### Exercise brief
Find each line containing the string "oprogramowaniem" and return it.

### Entries supplied
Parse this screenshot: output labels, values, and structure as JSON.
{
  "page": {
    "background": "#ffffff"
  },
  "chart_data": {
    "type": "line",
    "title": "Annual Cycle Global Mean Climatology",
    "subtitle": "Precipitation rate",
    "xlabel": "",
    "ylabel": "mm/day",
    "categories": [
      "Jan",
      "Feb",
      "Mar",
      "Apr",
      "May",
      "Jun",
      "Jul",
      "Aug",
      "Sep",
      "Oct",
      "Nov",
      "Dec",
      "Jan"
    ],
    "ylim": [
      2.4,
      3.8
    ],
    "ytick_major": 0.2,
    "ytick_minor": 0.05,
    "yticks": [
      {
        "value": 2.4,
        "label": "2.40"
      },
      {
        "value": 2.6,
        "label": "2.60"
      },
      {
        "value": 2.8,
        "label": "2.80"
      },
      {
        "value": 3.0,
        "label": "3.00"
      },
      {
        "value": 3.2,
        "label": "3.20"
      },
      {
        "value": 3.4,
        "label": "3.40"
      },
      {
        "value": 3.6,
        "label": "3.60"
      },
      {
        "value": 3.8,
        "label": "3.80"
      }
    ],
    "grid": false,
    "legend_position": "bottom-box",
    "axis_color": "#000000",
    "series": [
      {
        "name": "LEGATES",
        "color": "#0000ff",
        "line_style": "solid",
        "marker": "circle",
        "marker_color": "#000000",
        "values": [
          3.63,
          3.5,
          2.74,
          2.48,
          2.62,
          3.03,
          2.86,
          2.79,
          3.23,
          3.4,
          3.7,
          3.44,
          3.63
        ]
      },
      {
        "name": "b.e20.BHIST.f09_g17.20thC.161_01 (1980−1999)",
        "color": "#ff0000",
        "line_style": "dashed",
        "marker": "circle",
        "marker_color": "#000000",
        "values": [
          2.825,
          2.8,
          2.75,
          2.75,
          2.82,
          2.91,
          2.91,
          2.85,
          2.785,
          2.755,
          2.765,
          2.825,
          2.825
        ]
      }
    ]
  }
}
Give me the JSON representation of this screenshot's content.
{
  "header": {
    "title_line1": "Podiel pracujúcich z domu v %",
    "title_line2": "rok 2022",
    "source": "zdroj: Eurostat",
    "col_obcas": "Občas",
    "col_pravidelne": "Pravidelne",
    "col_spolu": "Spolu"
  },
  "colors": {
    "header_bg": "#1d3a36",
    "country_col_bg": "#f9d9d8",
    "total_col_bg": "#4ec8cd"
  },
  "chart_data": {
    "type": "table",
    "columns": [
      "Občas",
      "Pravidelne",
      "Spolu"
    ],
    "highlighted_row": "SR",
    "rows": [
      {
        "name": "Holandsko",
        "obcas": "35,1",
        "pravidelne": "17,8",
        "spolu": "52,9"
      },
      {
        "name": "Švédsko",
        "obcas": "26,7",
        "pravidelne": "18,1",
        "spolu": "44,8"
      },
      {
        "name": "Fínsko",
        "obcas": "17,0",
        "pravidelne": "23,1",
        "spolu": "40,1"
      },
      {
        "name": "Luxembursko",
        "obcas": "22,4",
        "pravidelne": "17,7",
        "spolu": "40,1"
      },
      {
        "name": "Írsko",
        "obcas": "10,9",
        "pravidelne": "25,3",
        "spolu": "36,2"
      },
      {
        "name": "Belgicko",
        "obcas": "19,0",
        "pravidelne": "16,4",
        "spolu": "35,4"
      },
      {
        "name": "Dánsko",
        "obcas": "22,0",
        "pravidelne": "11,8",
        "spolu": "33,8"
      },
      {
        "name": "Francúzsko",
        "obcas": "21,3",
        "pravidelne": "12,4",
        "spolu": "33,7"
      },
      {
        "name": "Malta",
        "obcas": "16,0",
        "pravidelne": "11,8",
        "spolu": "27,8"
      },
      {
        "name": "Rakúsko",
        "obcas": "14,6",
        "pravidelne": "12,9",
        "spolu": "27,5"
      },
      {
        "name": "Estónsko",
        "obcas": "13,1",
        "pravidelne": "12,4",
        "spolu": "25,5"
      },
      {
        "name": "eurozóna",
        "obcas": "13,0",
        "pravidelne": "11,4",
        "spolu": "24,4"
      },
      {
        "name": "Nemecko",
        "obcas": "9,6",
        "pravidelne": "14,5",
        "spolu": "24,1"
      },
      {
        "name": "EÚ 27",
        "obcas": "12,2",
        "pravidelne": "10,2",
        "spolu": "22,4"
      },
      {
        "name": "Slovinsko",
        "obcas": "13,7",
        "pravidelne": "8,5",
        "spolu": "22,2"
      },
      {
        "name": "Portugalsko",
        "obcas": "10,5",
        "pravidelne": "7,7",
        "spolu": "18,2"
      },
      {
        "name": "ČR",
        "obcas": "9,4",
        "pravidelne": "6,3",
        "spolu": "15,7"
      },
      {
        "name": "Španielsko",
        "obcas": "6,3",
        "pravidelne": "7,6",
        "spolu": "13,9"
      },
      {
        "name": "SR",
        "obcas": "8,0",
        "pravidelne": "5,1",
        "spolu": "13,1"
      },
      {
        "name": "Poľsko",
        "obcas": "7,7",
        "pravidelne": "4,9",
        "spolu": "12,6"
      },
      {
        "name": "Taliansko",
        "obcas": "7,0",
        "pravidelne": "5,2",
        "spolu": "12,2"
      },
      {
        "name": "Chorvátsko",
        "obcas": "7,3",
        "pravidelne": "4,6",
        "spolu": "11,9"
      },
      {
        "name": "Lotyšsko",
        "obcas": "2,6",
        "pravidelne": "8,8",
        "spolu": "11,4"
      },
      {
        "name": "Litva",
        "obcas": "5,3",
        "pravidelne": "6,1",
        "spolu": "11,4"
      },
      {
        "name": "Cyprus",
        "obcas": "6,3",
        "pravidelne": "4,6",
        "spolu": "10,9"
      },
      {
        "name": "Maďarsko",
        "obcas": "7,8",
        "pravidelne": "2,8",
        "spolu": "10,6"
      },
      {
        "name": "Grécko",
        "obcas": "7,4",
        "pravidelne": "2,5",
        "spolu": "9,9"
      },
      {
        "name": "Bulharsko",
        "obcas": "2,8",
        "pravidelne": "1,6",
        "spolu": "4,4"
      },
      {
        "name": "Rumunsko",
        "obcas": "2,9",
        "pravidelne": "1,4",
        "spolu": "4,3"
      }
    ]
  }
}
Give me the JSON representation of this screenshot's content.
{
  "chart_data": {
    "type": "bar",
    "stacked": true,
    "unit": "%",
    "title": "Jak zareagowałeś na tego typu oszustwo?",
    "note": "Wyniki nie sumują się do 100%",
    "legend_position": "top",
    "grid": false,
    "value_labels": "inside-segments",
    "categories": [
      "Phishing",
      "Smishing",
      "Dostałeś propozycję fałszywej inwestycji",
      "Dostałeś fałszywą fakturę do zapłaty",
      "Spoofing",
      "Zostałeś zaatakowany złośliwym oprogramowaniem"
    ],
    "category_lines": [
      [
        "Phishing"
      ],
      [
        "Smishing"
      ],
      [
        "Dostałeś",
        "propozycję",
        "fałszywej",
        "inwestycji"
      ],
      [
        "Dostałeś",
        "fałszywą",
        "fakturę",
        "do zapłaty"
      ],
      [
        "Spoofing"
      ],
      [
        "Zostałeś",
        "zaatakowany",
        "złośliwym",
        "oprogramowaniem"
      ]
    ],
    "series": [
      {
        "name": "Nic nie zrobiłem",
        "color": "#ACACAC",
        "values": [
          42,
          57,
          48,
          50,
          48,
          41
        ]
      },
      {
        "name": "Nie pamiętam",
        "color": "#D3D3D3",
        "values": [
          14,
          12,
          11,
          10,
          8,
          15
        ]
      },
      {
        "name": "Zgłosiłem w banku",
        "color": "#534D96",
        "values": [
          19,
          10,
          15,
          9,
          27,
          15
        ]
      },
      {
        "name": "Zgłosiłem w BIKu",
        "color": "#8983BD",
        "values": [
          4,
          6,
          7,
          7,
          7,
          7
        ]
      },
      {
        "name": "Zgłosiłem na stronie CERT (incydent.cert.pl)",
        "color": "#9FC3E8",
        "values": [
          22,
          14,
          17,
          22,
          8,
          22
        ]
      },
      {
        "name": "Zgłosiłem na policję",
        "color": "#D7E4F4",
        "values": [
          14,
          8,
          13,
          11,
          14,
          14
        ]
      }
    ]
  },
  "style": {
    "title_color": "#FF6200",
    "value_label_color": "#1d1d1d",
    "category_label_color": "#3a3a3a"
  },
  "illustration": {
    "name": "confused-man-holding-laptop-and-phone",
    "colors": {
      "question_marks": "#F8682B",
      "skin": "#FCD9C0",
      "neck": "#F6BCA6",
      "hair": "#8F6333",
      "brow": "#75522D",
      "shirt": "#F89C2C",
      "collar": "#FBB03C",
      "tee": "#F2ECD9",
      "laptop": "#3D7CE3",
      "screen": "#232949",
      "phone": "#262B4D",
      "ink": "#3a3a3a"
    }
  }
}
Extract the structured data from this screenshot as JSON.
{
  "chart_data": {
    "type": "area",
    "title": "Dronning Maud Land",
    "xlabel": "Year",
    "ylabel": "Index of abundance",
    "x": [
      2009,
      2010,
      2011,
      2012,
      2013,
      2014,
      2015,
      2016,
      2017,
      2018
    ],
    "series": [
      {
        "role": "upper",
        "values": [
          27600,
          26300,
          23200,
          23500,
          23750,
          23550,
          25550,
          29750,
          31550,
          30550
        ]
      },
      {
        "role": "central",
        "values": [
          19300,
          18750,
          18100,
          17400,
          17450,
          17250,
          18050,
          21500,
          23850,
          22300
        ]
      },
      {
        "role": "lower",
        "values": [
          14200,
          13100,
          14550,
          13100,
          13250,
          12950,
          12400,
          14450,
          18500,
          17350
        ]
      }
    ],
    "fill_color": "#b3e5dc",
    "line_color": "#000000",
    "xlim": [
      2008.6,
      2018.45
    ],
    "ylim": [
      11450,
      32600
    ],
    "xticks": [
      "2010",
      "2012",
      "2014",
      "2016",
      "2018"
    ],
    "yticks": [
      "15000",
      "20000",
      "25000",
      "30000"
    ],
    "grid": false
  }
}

### Solution
      "Zostałeś zaatakowany złośliwym oprogramowaniem"
        "oprogramowaniem"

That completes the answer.